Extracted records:
***
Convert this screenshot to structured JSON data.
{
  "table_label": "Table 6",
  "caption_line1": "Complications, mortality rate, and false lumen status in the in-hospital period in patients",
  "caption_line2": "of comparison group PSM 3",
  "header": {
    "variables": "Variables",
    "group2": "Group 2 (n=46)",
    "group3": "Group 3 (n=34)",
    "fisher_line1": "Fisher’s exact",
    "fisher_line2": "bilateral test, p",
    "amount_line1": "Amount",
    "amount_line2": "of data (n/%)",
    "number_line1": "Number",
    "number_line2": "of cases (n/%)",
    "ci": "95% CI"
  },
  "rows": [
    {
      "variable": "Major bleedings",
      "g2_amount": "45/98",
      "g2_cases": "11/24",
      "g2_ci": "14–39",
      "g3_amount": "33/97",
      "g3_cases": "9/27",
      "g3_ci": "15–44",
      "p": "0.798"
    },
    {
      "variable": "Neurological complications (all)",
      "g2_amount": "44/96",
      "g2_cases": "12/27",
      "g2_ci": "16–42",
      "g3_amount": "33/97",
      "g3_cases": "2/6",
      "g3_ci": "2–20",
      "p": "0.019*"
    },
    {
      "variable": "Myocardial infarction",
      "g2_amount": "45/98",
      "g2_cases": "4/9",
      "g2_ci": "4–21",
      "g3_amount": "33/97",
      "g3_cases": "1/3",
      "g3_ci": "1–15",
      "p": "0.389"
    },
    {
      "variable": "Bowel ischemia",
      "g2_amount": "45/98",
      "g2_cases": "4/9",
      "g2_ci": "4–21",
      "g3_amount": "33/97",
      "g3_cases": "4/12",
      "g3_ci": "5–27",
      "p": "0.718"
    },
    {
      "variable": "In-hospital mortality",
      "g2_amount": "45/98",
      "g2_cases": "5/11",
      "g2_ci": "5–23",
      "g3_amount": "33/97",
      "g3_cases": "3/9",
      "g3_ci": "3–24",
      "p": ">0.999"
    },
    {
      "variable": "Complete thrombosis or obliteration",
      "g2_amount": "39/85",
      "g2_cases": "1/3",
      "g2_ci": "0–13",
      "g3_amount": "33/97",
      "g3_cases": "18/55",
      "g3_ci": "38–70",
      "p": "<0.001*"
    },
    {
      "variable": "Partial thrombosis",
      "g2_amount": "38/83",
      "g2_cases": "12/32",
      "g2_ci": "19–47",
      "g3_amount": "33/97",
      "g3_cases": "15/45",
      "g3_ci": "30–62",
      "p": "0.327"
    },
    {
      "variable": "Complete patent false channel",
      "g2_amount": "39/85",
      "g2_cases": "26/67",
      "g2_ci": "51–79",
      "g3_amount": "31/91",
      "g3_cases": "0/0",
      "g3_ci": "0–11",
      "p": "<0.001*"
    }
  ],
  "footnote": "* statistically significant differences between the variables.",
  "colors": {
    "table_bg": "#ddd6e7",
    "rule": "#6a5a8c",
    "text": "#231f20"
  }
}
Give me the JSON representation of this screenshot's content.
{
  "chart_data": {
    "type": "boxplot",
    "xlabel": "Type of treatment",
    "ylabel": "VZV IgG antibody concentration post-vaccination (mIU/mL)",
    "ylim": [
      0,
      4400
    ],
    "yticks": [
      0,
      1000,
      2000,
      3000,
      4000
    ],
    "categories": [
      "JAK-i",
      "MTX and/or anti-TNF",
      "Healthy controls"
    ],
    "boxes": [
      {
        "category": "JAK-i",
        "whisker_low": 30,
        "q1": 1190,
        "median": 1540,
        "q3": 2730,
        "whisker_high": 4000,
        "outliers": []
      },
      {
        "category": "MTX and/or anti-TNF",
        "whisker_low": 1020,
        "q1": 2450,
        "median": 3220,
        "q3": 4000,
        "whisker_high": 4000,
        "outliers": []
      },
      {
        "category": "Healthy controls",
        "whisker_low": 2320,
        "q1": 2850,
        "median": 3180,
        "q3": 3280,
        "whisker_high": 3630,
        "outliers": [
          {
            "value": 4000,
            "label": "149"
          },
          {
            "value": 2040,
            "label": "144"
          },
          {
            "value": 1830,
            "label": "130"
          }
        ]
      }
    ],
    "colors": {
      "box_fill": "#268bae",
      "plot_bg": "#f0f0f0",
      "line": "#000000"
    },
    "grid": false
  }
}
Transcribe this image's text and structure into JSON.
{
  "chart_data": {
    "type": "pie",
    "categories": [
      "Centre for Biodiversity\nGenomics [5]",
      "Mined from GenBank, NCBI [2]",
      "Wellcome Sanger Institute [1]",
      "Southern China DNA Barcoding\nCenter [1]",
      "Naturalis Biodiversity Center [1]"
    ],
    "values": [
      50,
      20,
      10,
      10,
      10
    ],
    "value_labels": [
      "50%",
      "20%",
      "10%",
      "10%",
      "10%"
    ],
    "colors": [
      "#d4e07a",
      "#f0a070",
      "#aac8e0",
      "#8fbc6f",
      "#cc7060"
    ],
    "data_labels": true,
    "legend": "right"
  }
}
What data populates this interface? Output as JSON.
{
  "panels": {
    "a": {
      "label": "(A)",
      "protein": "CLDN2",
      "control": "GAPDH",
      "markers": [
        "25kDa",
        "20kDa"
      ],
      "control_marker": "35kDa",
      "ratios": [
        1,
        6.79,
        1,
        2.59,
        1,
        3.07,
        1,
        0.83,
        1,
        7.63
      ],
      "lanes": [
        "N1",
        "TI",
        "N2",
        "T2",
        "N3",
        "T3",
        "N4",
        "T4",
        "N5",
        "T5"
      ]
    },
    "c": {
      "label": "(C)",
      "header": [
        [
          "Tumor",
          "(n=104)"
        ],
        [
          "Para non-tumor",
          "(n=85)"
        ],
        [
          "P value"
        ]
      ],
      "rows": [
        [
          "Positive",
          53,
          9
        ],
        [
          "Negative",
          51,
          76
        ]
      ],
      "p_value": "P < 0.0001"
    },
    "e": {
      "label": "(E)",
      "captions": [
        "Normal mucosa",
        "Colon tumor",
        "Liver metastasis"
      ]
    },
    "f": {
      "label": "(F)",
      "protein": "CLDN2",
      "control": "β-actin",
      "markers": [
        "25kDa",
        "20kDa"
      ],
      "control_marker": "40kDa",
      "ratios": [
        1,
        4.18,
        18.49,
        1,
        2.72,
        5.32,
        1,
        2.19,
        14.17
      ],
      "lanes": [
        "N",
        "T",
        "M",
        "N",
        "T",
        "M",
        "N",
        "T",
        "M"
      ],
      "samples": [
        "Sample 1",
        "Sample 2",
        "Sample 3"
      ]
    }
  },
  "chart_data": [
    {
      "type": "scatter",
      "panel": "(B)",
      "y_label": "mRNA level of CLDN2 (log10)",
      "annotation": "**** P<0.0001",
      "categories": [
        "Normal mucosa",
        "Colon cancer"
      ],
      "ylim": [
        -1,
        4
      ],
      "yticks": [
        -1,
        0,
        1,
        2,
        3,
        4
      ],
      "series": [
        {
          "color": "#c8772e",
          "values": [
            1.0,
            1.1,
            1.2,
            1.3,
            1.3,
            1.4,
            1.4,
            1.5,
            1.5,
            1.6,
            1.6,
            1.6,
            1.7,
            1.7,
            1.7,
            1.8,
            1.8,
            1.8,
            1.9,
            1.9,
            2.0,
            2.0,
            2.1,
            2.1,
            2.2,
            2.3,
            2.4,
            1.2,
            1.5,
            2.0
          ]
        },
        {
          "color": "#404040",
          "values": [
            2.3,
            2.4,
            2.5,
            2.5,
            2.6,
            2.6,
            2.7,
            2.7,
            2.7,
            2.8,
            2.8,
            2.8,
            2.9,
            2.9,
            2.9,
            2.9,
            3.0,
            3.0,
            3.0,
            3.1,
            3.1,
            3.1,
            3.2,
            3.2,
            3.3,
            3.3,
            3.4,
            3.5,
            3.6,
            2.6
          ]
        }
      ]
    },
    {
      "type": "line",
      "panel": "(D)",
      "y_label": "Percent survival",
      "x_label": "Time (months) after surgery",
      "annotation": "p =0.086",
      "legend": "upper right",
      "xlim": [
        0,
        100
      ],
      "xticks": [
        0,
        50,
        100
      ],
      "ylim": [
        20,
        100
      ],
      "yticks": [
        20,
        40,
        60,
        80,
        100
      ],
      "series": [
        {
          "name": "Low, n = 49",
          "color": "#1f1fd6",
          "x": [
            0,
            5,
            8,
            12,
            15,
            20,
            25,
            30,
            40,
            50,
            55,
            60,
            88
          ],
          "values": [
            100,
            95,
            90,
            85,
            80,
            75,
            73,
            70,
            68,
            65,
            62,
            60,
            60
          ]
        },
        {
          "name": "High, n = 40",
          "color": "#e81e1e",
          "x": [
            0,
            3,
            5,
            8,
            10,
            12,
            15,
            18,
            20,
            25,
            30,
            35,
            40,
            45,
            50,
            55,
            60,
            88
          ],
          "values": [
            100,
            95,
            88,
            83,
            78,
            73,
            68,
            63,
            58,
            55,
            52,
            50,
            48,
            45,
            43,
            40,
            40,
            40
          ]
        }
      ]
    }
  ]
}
***
PROBLEM TO SOLVE :: Using the records above, gather all lines where the string "this" is present.

REPLY TO THE TASK ::
Convert this screenshot to structured JSON data.
Give me the JSON representation of this screenshot's content.
Transcribe this image's text and structure into JSON.
What data populates this interface? Output as JSON.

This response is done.